- RECORDED INFORMATION:
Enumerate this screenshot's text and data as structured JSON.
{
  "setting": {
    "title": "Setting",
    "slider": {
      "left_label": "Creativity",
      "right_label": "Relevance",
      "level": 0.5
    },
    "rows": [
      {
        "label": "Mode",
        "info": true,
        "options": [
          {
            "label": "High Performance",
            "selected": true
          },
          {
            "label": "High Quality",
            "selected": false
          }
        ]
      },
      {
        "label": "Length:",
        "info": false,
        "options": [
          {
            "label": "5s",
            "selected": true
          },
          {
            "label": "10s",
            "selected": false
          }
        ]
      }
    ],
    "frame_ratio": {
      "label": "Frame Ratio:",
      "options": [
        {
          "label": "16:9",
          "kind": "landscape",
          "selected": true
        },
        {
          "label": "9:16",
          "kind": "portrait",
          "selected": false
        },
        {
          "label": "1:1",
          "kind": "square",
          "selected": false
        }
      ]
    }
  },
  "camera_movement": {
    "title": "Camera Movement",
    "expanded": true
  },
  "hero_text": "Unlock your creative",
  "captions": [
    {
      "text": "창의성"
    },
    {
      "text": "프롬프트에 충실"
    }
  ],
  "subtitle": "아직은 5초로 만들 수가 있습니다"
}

- WHAT YOU HAVE TO DO: Each entry above is to be set down again in exactly the same words.

- WRITTEN RESPONSE:
Enumerate this screenshot's text and data as structured JSON.
{
  "setting": {
    "title": "Setting",
    "slider": {
      "left_label": "Creativity",
      "right_label": "Relevance",
      "level": 0.5
    },
    "rows": [
      {
        "label": "Mode",
        "info": true,
        "options": [
          {
            "label": "High Performance",
            "selected": true
          },
          {
            "label": "High Quality",
            "selected": false
          }
        ]
      },
      {
        "label": "Length:",
        "info": false,
        "options": [
          {
            "label": "5s",
            "selected": true
          },
          {
            "label": "10s",
            "selected": false
          }
        ]
      }
    ],
    "frame_ratio": {
      "label": "Frame Ratio:",
      "options": [
        {
          "label": "16:9",
          "kind": "landscape",
          "selected": true
        },
        {
          "label": "9:16",
          "kind": "portrait",
          "selected": false
        },
        {
          "label": "1:1",
          "kind": "square",
          "selected": false
        }
      ]
    }
  },
  "camera_movement": {
    "title": "Camera Movement",
    "expanded": true
  },
  "hero_text": "Unlock your creative",
  "captions": [
    {
      "text": "창의성"
    },
    {
      "text": "프롬프트에 충실"
    }
  ],
  "subtitle": "아직은 5초로 만들 수가 있습니다"
}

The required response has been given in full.